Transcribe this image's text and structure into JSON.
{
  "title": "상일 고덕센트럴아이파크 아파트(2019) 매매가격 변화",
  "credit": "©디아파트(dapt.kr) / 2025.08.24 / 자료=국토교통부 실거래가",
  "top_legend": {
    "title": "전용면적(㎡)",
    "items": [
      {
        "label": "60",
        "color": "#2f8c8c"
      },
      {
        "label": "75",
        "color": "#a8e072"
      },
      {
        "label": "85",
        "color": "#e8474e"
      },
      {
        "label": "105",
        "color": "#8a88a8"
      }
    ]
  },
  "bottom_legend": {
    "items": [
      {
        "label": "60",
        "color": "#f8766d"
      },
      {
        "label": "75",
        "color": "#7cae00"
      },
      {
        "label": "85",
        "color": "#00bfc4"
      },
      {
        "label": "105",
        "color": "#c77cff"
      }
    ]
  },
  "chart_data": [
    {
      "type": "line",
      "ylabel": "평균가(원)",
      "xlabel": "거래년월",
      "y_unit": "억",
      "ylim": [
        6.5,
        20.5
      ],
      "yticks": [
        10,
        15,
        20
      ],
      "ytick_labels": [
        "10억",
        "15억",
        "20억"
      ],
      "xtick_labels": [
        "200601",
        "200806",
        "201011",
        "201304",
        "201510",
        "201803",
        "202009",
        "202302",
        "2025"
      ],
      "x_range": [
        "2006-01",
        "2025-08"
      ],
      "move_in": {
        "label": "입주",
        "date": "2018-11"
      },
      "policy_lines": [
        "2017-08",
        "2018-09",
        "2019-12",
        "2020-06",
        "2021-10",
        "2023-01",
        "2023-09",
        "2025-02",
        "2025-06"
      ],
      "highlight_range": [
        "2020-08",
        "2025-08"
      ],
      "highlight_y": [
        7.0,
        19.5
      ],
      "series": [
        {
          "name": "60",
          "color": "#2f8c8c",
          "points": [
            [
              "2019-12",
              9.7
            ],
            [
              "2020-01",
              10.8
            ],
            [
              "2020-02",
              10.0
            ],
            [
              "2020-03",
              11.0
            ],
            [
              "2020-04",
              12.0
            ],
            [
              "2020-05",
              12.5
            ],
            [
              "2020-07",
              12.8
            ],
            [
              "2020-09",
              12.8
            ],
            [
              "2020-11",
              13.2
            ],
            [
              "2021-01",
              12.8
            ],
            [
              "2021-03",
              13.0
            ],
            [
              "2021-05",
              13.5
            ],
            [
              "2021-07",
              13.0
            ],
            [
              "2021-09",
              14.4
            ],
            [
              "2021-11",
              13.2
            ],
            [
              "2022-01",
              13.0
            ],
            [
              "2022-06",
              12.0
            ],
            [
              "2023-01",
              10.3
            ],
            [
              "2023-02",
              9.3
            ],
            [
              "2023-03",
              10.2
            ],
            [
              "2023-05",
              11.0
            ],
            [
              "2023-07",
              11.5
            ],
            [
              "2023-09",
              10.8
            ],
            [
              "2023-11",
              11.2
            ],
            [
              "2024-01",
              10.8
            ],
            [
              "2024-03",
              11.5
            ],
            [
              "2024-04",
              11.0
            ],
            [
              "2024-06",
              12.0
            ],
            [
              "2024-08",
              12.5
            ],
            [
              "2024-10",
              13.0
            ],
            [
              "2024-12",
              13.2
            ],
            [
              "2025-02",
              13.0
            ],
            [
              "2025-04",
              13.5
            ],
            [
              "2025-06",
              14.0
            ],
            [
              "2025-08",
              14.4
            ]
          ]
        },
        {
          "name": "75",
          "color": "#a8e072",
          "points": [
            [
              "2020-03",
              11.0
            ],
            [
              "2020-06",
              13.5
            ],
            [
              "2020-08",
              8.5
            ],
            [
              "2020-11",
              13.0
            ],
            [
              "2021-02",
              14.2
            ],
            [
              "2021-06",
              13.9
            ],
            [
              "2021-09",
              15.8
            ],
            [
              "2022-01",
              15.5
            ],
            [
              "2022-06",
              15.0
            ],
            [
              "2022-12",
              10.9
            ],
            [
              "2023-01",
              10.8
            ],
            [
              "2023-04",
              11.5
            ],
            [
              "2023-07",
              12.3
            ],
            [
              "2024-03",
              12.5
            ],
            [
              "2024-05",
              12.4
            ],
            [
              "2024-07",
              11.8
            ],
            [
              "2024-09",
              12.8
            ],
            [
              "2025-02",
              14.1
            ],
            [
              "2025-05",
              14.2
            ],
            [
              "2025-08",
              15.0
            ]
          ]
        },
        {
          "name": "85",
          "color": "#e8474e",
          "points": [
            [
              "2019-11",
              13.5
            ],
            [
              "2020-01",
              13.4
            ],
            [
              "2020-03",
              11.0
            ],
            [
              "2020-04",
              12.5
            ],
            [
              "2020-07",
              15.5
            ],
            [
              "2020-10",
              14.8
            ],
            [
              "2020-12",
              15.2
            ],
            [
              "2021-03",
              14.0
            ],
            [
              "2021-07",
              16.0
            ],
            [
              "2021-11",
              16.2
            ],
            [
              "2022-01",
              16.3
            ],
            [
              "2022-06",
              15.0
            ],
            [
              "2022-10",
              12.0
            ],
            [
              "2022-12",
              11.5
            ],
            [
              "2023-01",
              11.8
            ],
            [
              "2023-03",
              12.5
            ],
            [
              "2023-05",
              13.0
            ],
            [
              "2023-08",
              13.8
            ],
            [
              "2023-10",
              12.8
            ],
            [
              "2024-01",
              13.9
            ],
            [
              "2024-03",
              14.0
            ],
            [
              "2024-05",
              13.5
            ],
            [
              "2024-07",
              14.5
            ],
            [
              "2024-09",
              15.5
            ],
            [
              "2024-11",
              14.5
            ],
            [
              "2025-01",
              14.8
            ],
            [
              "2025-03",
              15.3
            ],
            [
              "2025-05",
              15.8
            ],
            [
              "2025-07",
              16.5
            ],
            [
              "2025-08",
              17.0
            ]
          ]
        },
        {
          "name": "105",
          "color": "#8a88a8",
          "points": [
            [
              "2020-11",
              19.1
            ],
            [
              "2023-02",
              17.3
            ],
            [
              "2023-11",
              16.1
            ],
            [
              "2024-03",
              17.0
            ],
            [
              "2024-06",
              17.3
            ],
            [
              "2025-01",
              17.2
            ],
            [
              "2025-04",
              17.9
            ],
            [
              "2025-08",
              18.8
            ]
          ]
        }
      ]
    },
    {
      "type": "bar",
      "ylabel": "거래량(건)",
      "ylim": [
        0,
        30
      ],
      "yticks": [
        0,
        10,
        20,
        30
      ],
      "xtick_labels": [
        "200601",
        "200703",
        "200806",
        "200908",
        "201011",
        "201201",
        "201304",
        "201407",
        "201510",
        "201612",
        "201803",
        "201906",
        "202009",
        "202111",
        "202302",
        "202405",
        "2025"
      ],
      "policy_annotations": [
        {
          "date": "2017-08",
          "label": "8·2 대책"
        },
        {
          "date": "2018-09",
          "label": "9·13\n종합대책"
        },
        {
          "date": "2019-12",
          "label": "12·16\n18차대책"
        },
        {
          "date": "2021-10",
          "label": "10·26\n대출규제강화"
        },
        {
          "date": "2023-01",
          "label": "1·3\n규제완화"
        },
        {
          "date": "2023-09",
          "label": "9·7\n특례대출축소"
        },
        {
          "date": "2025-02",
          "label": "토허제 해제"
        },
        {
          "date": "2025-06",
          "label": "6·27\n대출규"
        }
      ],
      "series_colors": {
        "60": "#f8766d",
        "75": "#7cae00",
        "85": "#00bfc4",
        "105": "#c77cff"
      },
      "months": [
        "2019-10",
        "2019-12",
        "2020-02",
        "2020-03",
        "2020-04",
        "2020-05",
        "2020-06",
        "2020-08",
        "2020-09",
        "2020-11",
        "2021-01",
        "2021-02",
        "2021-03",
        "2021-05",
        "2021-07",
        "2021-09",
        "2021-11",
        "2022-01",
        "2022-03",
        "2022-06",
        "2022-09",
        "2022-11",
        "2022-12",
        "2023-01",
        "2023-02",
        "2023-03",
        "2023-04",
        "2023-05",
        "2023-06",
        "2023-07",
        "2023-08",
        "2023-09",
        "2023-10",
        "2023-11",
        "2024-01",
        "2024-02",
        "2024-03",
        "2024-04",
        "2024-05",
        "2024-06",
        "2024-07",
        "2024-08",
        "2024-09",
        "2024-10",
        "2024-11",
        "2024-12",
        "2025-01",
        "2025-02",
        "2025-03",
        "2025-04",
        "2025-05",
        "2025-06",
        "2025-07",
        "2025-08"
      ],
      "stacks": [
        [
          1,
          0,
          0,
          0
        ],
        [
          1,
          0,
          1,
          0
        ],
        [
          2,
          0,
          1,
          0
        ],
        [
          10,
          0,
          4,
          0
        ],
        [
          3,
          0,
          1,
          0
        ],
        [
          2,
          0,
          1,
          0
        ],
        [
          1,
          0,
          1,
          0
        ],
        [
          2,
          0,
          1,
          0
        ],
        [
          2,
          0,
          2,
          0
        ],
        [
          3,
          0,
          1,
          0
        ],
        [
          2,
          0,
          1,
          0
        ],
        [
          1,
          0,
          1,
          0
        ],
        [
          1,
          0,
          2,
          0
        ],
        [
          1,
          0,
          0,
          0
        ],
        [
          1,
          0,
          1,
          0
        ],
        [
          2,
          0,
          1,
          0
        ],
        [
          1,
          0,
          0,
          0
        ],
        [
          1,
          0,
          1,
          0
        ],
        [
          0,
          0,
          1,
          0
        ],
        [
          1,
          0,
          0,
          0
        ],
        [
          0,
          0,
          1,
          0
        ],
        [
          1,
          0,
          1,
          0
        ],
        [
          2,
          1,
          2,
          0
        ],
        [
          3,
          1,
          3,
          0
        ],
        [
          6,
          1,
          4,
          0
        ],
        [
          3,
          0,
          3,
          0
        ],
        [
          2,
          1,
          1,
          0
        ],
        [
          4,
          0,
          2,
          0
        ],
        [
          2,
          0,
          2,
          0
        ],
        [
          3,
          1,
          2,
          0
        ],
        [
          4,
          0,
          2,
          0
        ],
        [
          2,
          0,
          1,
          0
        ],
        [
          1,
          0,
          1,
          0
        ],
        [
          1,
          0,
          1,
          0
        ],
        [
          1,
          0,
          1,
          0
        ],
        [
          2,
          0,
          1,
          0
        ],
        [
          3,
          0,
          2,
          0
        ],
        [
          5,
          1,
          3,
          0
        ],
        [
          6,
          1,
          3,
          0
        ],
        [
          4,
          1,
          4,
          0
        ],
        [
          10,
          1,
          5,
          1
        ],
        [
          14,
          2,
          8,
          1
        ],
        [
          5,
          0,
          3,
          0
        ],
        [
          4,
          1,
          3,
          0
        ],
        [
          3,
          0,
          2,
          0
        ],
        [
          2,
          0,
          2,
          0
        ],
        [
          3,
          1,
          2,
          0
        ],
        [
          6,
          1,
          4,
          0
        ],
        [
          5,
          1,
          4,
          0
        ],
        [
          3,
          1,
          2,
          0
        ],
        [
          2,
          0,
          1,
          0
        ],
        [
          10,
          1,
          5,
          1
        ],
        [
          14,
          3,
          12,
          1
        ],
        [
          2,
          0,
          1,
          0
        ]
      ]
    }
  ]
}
○ ○ ○
#### [Instructions to follow]
In the entries above, identify each line that includes the string "date", then copy it.

#### [Result of the task]
        "date": "2018-11"
          "date": "2017-08",
          "date": "2018-09",
          "date": "2019-12",
          "date": "2021-10",
          "date": "2023-01",
          "date": "2023-09",
          "date": "2025-02",
          "date": "2025-06",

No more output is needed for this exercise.